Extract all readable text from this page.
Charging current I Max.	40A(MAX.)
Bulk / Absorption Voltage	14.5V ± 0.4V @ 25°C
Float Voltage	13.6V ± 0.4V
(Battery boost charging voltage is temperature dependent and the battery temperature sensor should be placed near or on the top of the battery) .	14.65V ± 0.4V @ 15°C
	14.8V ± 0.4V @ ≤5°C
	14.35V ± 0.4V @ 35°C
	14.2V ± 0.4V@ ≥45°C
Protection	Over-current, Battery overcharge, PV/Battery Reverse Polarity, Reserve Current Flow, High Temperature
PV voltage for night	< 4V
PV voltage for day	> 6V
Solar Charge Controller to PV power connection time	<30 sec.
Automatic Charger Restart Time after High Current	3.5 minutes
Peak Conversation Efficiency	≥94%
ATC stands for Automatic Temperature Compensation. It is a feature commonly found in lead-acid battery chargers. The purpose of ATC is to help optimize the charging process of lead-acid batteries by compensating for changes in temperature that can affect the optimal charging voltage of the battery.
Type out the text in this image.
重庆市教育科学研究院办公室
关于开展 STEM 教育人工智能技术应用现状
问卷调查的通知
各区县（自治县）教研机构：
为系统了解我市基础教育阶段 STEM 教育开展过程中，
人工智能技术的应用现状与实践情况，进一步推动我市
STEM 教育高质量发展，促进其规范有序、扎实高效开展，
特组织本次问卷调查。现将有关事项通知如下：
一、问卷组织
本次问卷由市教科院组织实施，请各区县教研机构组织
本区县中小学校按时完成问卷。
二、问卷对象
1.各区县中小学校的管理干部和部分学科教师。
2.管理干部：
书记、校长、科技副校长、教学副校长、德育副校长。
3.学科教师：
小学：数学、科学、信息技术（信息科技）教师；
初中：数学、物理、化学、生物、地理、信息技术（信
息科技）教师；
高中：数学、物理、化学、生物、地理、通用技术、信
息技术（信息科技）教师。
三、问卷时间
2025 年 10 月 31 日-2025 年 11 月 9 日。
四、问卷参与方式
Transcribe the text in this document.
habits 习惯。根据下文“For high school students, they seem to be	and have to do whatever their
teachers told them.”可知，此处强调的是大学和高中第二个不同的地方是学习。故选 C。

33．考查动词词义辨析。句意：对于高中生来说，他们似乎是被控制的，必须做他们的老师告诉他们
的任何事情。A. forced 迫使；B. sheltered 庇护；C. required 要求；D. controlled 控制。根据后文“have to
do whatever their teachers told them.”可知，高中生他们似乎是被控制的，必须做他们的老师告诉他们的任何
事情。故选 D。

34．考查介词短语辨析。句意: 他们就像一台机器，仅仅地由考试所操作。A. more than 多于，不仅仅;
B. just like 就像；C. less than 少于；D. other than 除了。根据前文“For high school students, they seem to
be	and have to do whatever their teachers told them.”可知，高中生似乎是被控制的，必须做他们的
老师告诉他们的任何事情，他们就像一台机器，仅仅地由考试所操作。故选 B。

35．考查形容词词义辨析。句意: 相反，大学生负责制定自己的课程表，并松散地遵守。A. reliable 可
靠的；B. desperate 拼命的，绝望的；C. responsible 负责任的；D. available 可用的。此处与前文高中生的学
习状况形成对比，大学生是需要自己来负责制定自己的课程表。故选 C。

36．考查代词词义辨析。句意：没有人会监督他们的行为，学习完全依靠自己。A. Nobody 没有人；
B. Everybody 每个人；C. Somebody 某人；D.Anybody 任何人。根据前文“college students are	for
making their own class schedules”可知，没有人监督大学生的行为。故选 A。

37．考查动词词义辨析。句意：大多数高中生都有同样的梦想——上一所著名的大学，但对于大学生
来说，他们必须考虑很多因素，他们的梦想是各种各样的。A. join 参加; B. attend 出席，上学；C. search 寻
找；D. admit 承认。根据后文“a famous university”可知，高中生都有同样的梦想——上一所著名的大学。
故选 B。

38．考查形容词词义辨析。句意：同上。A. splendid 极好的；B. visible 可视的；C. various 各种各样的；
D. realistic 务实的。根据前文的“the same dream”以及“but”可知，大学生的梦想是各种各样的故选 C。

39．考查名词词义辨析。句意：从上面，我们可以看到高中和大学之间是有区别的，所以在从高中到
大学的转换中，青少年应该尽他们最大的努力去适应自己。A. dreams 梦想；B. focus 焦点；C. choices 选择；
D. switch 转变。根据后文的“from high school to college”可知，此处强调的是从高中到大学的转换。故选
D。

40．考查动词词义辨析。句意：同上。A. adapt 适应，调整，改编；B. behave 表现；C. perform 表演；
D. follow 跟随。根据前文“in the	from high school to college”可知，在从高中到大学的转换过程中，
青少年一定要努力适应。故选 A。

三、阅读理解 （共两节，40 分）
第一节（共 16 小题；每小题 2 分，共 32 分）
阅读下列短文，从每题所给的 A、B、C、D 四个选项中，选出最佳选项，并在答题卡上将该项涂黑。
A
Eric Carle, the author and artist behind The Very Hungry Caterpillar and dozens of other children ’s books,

________________

Write out the records above again, keeping each one identical to the original.

Extract all readable text from this page.
Charging current I Max.	40A(MAX.)
Bulk / Absorption Voltage	14.5V ± 0.4V @ 25°C
Float Voltage	13.6V ± 0.4V
(Battery boost charging voltage is temperature dependent and the battery temperature sensor should be placed near or on the top of the battery) .	14.65V ± 0.4V @ 15°C
	14.8V ± 0.4V @ ≤5°C
	14.35V ± 0.4V @ 35°C
	14.2V ± 0.4V@ ≥45°C
Protection	Over-current, Battery overcharge, PV/Battery Reverse Polarity, Reserve Current Flow, High Temperature
PV voltage for night	< 4V
PV voltage for day	> 6V
Solar Charge Controller to PV power connection time	<30 sec.
Automatic Charger Restart Time after High Current	3.5 minutes
Peak Conversation Efficiency	≥94%
ATC stands for Automatic Temperature Compensation. It is a feature commonly found in lead-acid battery chargers. The purpose of ATC is to help optimize the charging process of lead-acid batteries by compensating for changes in temperature that can affect the optimal charging voltage of the battery.
Type out the text in this image.
重庆市教育科学研究院办公室
关于开展 STEM 教育人工智能技术应用现状
问卷调查的通知
各区县（自治县）教研机构：
为系统了解我市基础教育阶段 STEM 教育开展过程中，
人工智能技术的应用现状与实践情况，进一步推动我市
STEM 教育高质量发展，促进其规范有序、扎实高效开展，
特组织本次问卷调查。现将有关事项通知如下：
一、问卷组织
本次问卷由市教科院组织实施，请各区县教研机构组织
本区县中小学校按时完成问卷。
二、问卷对象
1.各区县中小学校的管理干部和部分学科教师。
2.管理干部：
书记、校长、科技副校长、教学副校长、德育副校长。
3.学科教师：
小学：数学、科学、信息技术（信息科技）教师；
初中：数学、物理、化学、生物、地理、信息技术（信
息科技）教师；
高中：数学、物理、化学、生物、地理、通用技术、信
息技术（信息科技）教师。
三、问卷时间
2025 年 10 月 31 日-2025 年 11 月 9 日。
四、问卷参与方式
Transcribe the text in this document.
habits 习惯。根据下文“For high school students, they seem to be	and have to do whatever their
teachers told them.”可知，此处强调的是大学和高中第二个不同的地方是学习。故选 C。

33．考查动词词义辨析。句意：对于高中生来说，他们似乎是被控制的，必须做他们的老师告诉他们
的任何事情。A. forced 迫使；B. sheltered 庇护；C. required 要求；D. controlled 控制。根据后文“have to
do whatever their teachers told them.”可知，高中生他们似乎是被控制的，必须做他们的老师告诉他们的任何
事情。故选 D。

34．考查介词短语辨析。句意: 他们就像一台机器，仅仅地由考试所操作。A. more than 多于，不仅仅;
B. just like 就像；C. less than 少于；D. other than 除了。根据前文“For high school students, they seem to
be	and have to do whatever their teachers told them.”可知，高中生似乎是被控制的，必须做他们的
老师告诉他们的任何事情，他们就像一台机器，仅仅地由考试所操作。故选 B。

35．考查形容词词义辨析。句意: 相反，大学生负责制定自己的课程表，并松散地遵守。A. reliable 可
靠的；B. desperate 拼命的，绝望的；C. responsible 负责任的；D. available 可用的。此处与前文高中生的学
习状况形成对比，大学生是需要自己来负责制定自己的课程表。故选 C。

36．考查代词词义辨析。句意：没有人会监督他们的行为，学习完全依靠自己。A. Nobody 没有人；
B. Everybody 每个人；C. Somebody 某人；D.Anybody 任何人。根据前文“college students are	for
making their own class schedules”可知，没有人监督大学生的行为。故选 A。

37．考查动词词义辨析。句意：大多数高中生都有同样的梦想——上一所著名的大学，但对于大学生
来说，他们必须考虑很多因素，他们的梦想是各种各样的。A. join 参加; B. attend 出席，上学；C. search 寻
找；D. admit 承认。根据后文“a famous university”可知，高中生都有同样的梦想——上一所著名的大学。
故选 B。

38．考查形容词词义辨析。句意：同上。A. splendid 极好的；B. visible 可视的；C. various 各种各样的；
D. realistic 务实的。根据前文的“the same dream”以及“but”可知，大学生的梦想是各种各样的故选 C。

39．考查名词词义辨析。句意：从上面，我们可以看到高中和大学之间是有区别的，所以在从高中到
大学的转换中，青少年应该尽他们最大的努力去适应自己。A. dreams 梦想；B. focus 焦点；C. choices 选择；
D. switch 转变。根据后文的“from high school to college”可知，此处强调的是从高中到大学的转换。故选
D。

40．考查动词词义辨析。句意：同上。A. adapt 适应，调整，改编；B. behave 表现；C. perform 表演；
D. follow 跟随。根据前文“in the	from high school to college”可知，在从高中到大学的转换过程中，
青少年一定要努力适应。故选 A。

三、阅读理解 （共两节，40 分）
第一节（共 16 小题；每小题 2 分，共 32 分）
阅读下列短文，从每题所给的 A、B、C、D 四个选项中，选出最佳选项，并在答题卡上将该项涂黑。
A
Eric Carle, the author and artist behind The Very Hungry Caterpillar and dozens of other children ’s books,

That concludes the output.